*Input rows*
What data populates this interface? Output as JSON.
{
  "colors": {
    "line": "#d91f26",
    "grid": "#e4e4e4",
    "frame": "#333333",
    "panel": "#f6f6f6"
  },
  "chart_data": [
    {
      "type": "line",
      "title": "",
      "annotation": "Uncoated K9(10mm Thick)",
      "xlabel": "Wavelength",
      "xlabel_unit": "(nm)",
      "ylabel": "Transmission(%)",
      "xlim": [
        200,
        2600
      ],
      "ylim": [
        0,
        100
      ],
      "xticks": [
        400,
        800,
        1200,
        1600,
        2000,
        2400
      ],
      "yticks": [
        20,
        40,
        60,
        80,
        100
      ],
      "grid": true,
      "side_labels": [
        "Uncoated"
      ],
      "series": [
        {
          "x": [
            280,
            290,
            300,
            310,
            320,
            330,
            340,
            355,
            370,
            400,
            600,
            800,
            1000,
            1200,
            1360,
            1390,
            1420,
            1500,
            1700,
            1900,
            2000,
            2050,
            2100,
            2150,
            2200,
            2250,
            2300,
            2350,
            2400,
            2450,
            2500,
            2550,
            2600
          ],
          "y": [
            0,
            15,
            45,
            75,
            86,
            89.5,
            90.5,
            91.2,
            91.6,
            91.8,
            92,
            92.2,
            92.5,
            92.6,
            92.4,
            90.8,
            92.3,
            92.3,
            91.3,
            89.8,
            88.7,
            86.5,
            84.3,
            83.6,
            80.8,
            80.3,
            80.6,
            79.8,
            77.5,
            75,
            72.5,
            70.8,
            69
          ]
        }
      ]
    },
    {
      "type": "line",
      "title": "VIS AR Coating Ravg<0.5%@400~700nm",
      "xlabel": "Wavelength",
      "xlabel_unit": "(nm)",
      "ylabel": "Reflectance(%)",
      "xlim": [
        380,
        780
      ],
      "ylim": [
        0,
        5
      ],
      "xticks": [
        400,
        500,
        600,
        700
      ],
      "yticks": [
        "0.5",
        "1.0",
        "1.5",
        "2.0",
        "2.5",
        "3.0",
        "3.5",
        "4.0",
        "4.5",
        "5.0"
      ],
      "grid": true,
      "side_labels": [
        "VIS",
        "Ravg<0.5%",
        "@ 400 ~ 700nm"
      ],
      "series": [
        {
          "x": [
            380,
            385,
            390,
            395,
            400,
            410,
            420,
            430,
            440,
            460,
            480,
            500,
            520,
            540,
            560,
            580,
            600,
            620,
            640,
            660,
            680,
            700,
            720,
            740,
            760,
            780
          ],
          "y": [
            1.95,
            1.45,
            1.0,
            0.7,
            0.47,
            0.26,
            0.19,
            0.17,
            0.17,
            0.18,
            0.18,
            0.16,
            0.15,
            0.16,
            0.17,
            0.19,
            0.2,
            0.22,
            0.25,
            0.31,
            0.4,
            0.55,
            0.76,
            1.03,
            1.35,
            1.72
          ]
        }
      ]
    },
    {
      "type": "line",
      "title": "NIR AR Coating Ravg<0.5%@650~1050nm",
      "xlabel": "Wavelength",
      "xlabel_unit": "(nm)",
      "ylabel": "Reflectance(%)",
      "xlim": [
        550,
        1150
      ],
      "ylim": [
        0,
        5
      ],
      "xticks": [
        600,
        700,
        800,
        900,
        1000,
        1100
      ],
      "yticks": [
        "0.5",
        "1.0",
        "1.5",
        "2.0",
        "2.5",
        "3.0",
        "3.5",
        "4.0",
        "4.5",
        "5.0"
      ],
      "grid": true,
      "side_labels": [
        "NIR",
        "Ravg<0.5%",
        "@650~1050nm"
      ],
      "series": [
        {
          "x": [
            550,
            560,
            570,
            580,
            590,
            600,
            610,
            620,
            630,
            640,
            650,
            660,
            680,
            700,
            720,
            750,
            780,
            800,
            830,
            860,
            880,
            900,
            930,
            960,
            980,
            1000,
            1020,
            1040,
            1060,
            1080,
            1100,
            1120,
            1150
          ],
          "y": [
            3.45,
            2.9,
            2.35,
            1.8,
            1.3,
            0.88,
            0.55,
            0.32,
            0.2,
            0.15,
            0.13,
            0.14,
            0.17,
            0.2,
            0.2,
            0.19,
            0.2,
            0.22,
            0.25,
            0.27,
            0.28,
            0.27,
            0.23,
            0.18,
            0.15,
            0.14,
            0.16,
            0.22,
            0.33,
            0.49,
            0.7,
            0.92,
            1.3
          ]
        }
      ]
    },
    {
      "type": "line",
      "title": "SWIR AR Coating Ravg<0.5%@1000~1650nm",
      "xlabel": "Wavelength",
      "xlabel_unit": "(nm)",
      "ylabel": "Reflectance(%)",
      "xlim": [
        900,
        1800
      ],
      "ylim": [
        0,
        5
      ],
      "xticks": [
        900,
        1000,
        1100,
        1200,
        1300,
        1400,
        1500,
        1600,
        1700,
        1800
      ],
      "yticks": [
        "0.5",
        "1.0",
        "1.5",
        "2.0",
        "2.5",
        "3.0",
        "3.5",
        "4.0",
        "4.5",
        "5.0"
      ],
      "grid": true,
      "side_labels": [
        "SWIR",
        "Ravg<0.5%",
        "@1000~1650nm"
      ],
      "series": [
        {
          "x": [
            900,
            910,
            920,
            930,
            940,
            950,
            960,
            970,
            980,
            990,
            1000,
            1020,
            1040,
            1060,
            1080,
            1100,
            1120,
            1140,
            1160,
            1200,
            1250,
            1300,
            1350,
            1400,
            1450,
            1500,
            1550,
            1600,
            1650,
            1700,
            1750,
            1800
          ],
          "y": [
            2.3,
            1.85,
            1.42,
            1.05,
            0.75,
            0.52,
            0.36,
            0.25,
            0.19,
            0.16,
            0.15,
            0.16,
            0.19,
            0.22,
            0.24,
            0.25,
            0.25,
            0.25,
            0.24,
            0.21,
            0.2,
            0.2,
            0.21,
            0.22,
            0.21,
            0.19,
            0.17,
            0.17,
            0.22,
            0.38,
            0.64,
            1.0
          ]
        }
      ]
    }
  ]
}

* * *

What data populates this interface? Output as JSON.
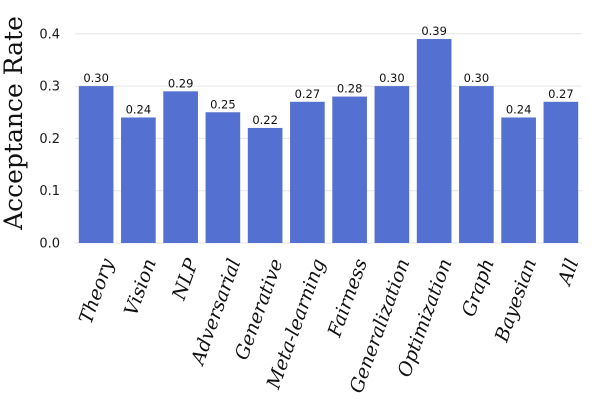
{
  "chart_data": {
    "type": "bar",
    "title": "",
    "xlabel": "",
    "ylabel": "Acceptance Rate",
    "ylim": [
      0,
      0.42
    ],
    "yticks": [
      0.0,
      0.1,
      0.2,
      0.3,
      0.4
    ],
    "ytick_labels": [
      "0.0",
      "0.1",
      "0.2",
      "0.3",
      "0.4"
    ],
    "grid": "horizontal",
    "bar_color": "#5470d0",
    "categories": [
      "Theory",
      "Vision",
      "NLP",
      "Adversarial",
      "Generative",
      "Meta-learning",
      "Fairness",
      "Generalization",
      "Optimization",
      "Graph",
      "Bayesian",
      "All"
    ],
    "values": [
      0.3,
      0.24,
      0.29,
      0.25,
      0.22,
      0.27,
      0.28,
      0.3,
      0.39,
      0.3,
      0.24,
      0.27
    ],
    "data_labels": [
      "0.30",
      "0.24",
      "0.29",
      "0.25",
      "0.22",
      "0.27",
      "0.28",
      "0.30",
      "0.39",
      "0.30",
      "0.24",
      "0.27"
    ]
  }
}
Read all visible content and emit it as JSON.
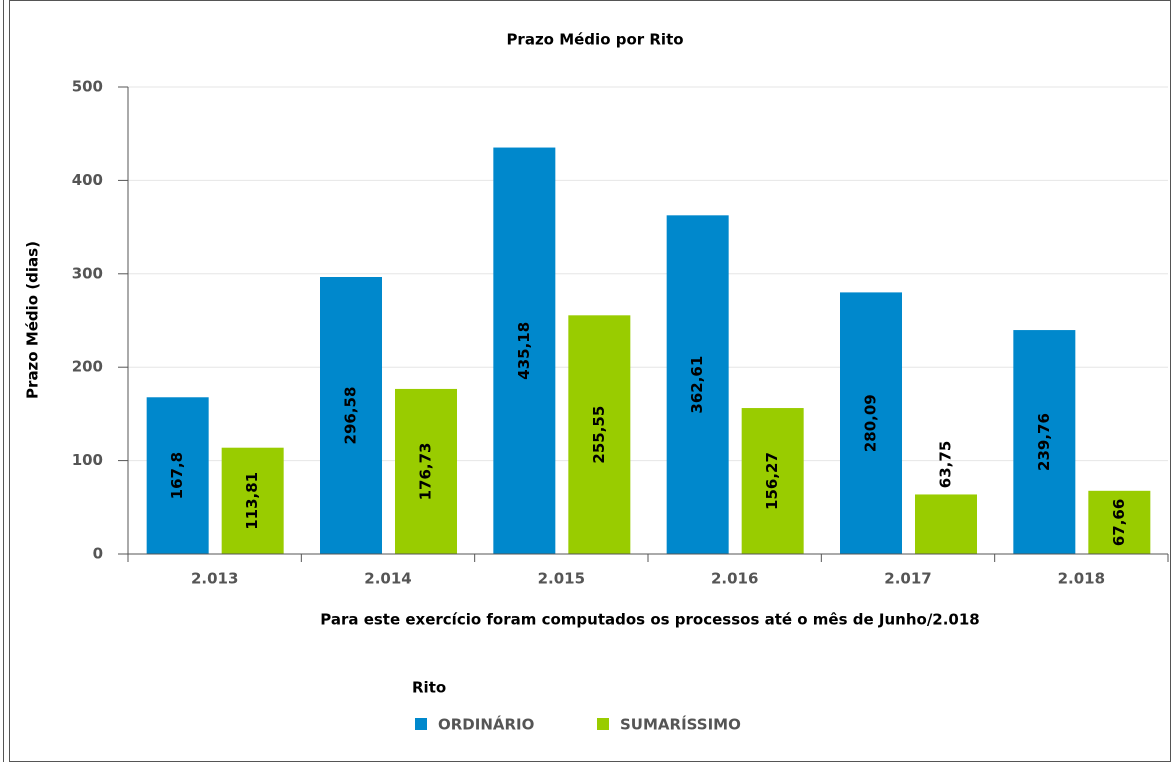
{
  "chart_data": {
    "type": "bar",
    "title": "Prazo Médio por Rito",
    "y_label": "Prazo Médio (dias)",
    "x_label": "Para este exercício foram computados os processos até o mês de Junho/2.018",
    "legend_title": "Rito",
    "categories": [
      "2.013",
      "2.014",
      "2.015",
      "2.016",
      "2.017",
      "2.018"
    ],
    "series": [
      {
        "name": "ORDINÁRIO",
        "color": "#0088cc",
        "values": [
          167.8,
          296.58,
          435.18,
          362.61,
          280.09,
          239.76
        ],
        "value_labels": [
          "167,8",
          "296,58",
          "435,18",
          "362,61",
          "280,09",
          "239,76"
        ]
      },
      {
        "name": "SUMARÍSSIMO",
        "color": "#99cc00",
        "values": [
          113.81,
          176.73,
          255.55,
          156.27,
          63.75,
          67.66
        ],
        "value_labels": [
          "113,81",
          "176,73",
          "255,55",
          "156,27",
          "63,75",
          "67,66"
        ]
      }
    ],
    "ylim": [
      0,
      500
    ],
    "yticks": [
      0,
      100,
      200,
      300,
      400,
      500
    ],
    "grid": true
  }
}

*What is being asked*
The word "SWIR" may appear on some lines of these records; state how many such lines there are, and nothing else.

*Exercise answer*
2